• [YOUR GOAL] Find every line below that contains the word "with" and copy it out.

• [MATERIAL FOR THIS TASK]
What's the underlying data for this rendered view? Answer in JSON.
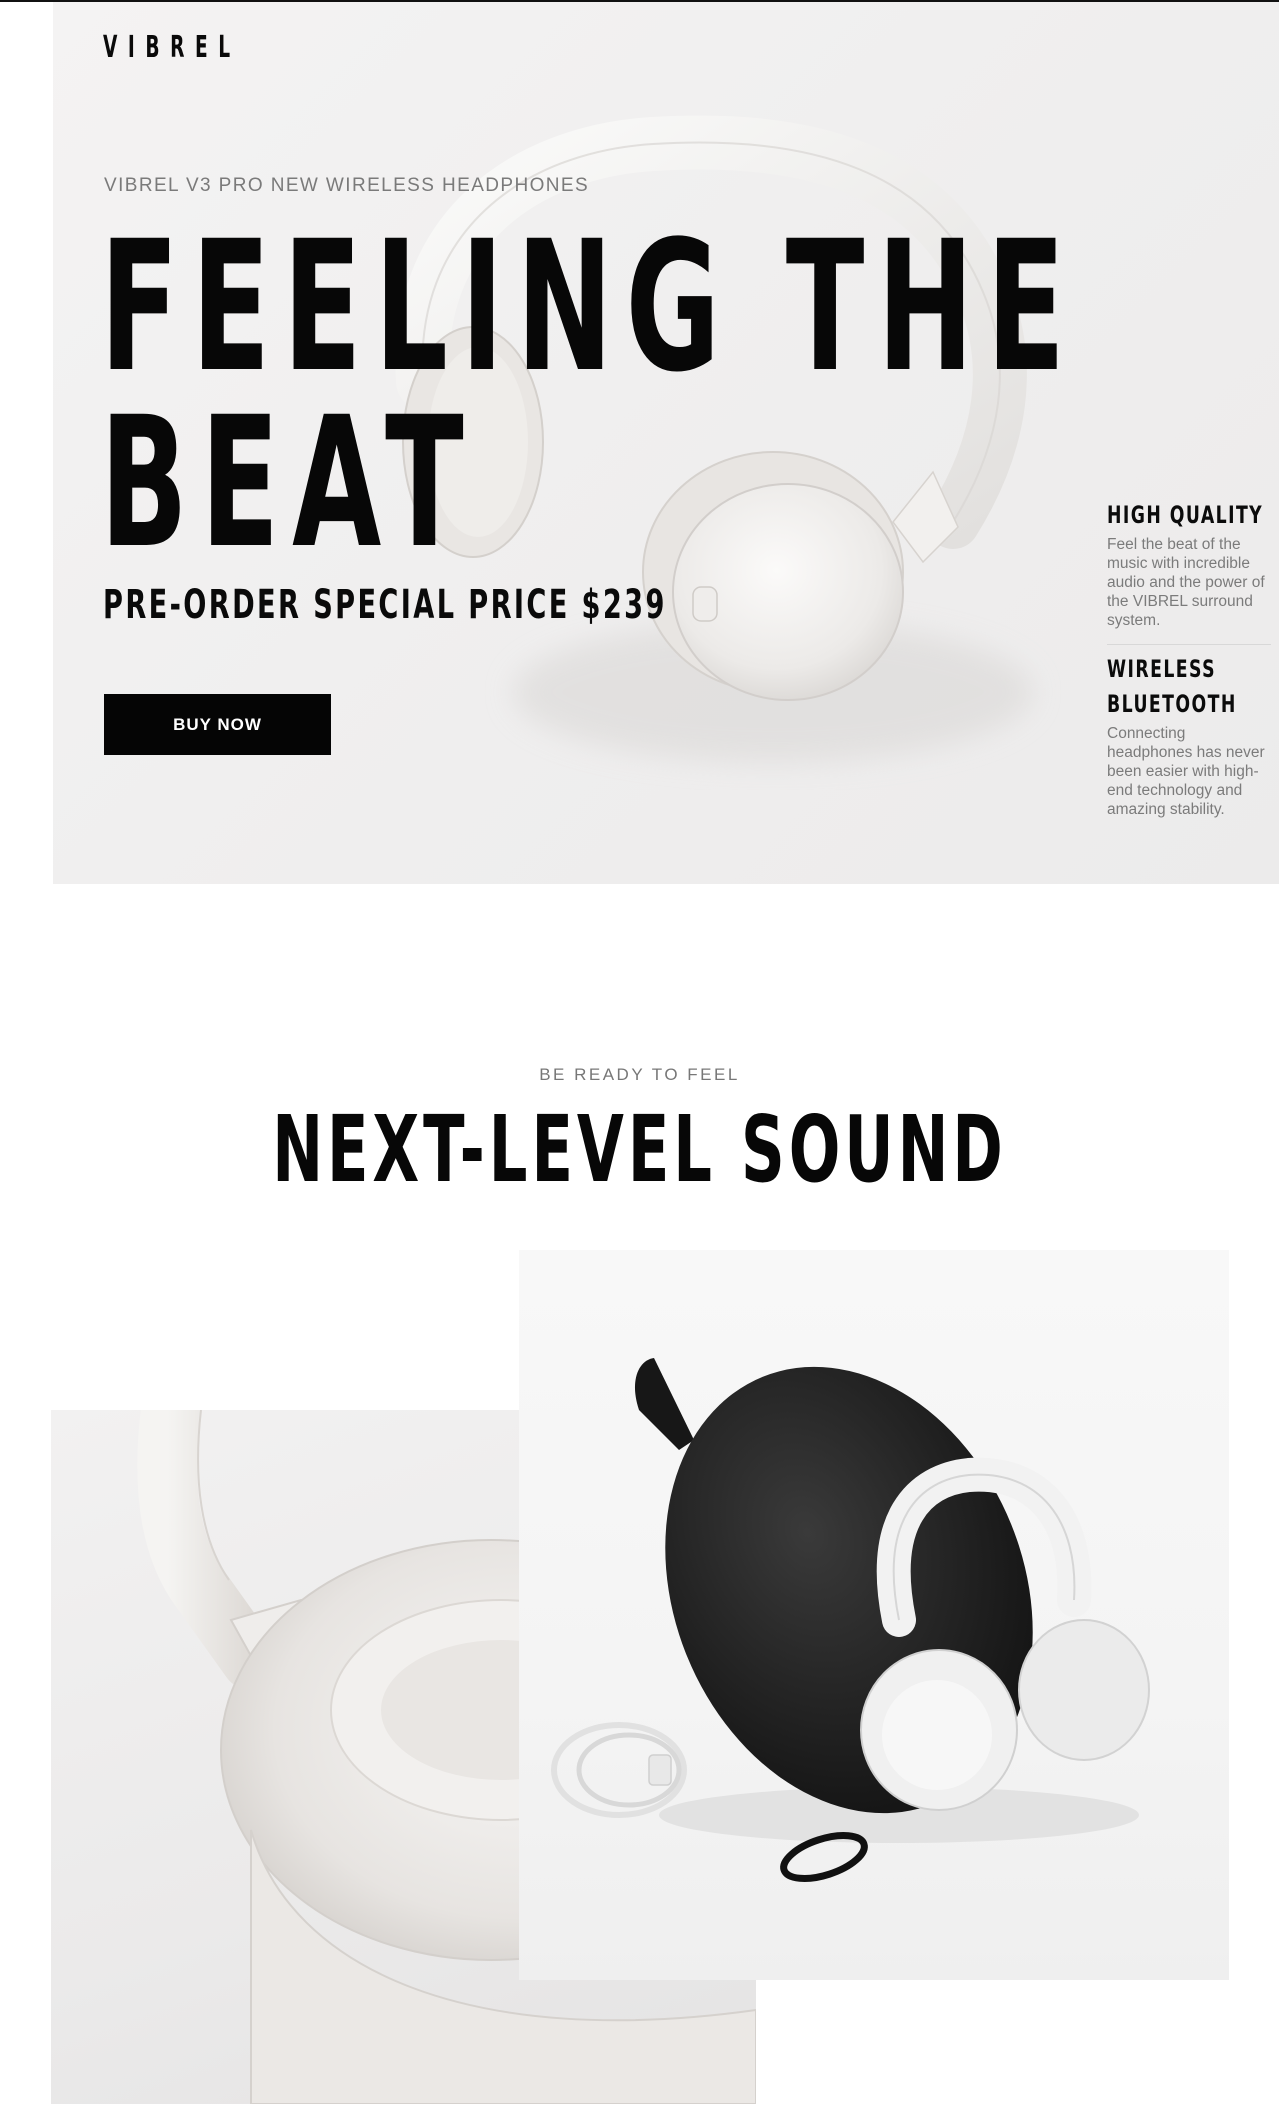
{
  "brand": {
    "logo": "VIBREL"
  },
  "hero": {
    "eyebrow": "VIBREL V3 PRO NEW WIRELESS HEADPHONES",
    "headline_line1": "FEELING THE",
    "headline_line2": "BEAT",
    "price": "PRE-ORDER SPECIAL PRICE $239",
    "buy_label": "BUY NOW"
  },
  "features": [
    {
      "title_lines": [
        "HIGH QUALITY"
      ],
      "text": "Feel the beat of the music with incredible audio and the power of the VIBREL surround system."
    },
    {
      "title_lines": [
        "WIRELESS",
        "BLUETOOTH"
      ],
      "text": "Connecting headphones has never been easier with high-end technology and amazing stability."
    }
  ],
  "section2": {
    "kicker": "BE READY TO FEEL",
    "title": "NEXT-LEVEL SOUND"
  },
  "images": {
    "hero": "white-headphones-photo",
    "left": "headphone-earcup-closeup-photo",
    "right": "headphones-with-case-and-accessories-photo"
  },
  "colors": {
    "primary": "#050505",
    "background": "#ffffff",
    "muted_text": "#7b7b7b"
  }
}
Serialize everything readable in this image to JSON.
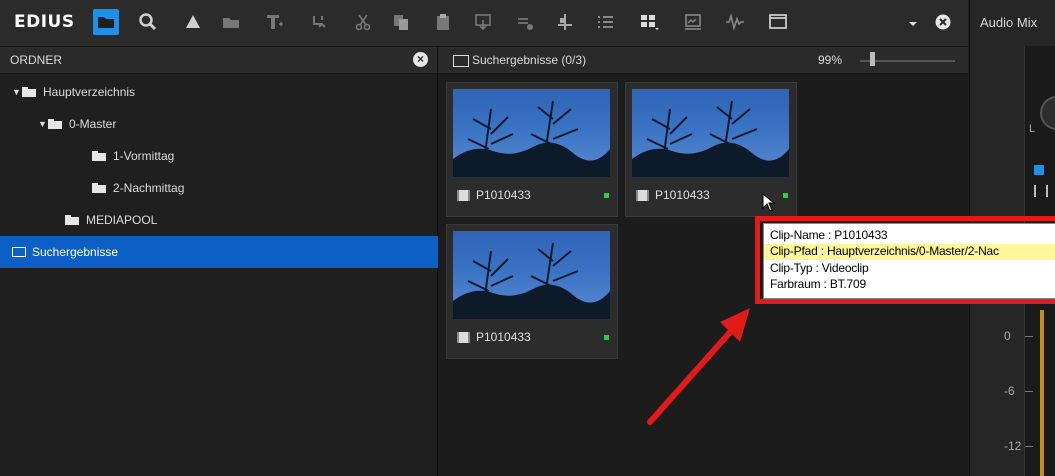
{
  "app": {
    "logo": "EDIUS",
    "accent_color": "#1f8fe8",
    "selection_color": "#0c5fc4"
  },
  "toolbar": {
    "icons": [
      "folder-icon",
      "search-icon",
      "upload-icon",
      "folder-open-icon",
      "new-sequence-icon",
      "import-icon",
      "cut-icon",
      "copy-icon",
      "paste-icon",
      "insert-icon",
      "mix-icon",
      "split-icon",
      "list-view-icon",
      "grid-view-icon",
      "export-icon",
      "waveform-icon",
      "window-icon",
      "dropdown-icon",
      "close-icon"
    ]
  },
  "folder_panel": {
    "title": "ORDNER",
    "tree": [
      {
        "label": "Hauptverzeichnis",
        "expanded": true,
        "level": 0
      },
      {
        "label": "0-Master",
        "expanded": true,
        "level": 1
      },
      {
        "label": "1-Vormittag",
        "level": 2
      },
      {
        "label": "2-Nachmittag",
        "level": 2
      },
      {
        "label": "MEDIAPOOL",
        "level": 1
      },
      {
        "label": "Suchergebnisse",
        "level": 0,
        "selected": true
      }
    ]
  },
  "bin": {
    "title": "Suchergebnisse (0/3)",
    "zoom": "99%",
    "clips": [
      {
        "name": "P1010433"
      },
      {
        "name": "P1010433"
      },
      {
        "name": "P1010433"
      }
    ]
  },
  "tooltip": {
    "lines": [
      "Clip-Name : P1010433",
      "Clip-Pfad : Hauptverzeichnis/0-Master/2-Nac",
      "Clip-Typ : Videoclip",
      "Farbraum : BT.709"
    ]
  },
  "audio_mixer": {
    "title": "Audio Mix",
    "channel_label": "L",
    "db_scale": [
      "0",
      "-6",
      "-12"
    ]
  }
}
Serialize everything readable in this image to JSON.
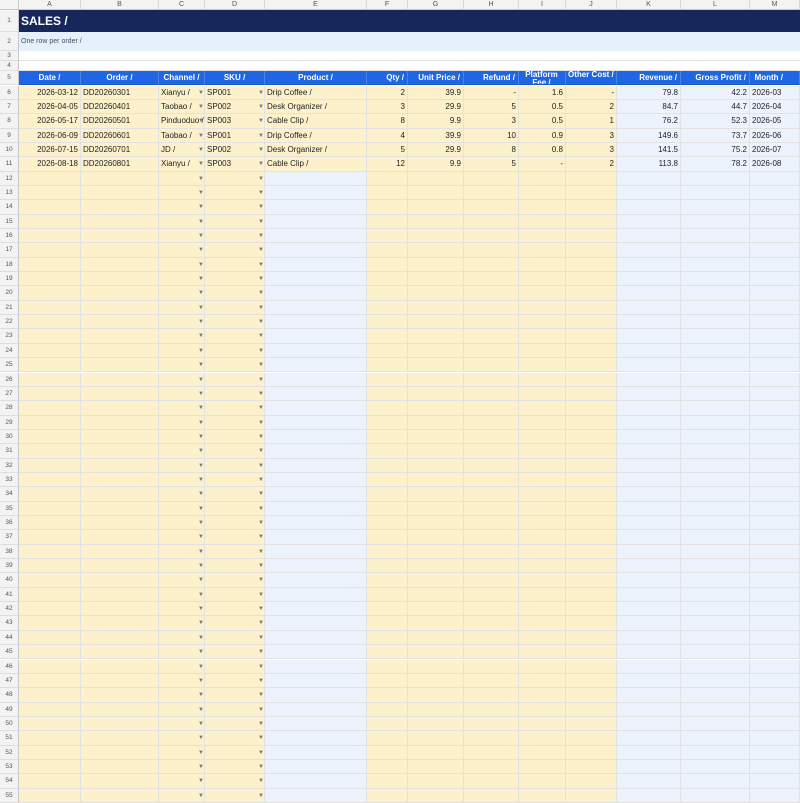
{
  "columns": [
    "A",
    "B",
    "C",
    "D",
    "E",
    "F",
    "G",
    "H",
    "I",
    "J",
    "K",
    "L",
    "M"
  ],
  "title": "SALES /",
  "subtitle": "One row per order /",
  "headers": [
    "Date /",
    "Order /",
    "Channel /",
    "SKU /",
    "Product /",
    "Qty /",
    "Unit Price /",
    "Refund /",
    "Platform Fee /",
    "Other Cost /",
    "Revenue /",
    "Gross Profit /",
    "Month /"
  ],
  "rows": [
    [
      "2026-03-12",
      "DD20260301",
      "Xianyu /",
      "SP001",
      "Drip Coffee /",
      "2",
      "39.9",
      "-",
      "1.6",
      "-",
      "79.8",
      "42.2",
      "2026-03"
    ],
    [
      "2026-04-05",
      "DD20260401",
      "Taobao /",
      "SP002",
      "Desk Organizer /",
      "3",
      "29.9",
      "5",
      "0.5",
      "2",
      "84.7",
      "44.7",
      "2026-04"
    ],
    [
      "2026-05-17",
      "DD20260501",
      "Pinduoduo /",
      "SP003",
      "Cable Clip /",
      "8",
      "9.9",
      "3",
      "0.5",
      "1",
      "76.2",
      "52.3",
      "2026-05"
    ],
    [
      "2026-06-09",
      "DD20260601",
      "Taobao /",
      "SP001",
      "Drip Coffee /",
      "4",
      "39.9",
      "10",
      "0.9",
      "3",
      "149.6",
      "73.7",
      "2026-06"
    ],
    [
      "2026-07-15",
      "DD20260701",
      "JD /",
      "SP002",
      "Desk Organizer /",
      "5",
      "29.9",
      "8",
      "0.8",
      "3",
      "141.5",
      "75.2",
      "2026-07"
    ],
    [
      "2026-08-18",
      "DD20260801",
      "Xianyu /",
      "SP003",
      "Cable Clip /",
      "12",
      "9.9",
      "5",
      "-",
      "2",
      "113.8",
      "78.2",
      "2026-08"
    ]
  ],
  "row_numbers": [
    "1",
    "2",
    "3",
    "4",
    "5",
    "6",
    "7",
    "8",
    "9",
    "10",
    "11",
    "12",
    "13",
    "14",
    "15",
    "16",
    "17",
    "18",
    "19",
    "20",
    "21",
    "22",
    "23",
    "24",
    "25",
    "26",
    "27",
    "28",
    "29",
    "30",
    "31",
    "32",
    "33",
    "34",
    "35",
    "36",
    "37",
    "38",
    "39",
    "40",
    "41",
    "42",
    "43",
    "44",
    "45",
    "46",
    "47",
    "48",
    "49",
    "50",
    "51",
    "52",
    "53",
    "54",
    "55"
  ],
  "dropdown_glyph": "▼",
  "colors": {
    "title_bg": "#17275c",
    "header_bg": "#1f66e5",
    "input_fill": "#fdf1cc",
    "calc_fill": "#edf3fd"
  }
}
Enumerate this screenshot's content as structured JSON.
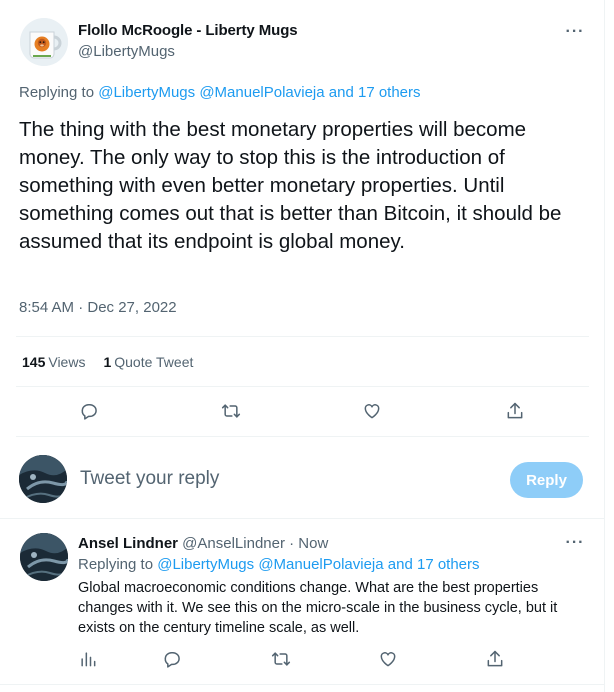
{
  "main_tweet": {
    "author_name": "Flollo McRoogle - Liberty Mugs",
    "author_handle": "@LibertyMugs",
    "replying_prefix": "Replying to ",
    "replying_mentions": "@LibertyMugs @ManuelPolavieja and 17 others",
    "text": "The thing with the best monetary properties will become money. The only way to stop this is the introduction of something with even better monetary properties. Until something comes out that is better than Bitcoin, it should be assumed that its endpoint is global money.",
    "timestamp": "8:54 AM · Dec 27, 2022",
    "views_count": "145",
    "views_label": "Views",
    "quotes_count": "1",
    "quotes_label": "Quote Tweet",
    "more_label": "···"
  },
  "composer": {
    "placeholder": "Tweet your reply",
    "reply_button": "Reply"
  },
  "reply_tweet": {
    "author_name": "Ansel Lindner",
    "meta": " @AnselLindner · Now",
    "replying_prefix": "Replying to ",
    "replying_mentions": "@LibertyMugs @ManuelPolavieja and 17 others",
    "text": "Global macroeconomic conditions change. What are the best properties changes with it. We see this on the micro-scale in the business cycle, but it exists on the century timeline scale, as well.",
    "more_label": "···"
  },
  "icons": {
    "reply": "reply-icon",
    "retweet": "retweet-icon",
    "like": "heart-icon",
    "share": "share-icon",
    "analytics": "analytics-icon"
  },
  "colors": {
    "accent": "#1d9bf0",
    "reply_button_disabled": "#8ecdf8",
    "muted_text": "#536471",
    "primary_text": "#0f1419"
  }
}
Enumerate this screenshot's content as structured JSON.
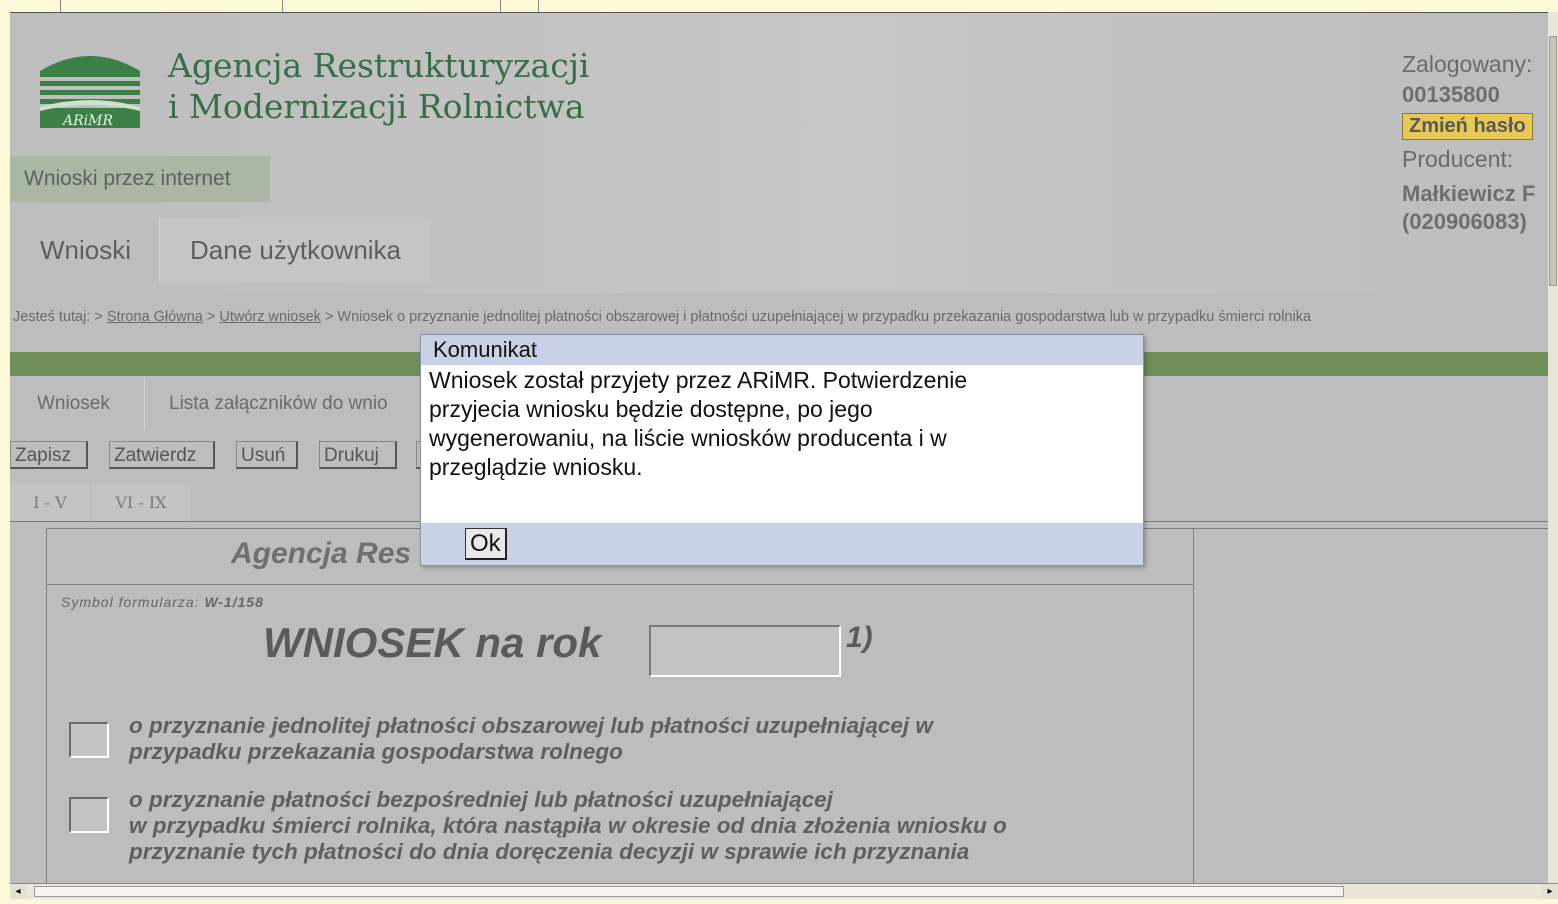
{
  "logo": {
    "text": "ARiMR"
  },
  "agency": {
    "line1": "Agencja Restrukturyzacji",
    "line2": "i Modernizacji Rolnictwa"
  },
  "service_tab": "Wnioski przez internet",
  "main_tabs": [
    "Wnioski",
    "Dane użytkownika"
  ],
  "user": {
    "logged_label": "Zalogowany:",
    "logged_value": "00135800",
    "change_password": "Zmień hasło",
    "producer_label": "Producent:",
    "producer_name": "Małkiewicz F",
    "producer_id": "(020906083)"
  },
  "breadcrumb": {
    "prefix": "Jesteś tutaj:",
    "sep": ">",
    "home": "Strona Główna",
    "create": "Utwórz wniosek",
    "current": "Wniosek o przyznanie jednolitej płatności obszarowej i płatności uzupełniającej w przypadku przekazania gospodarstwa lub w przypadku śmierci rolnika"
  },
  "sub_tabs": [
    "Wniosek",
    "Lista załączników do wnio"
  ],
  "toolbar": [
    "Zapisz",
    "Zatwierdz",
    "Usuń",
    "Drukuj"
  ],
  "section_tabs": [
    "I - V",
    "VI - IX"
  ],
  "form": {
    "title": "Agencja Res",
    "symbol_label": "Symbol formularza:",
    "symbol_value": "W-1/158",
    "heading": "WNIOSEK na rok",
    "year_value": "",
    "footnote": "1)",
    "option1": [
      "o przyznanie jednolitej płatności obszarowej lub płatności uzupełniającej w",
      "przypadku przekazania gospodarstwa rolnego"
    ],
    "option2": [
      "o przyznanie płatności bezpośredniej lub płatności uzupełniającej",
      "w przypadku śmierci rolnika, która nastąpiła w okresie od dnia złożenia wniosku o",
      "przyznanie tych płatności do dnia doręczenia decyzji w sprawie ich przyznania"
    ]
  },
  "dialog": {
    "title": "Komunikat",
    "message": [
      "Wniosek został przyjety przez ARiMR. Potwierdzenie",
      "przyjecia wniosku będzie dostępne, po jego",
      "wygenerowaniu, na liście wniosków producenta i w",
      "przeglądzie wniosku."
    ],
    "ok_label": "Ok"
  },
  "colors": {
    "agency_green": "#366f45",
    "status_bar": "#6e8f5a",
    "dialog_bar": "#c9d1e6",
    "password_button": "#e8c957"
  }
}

• [RESULT OF THE TASK]
      "text": "Feel the beat of the music with incredible audio and the power of the VIBREL surround system."
      "text": "Connecting headphones has never been easier with high-end technology and amazing stability."
    "right": "headphones-with-case-and-accessories-photo"
    "text": "The thing with the best monetary properties will become money. The only way to stop this is the introduction of something with even better monetary properties. Until something comes out that is better than Bitcoin, it should be assumed that its endpoint is global money.",
    "text": "Global macroeconomic conditions change. What are the best properties changes with it. We see this on the micro-scale in the business cycle, but it exists on the century timeline scale, as well.",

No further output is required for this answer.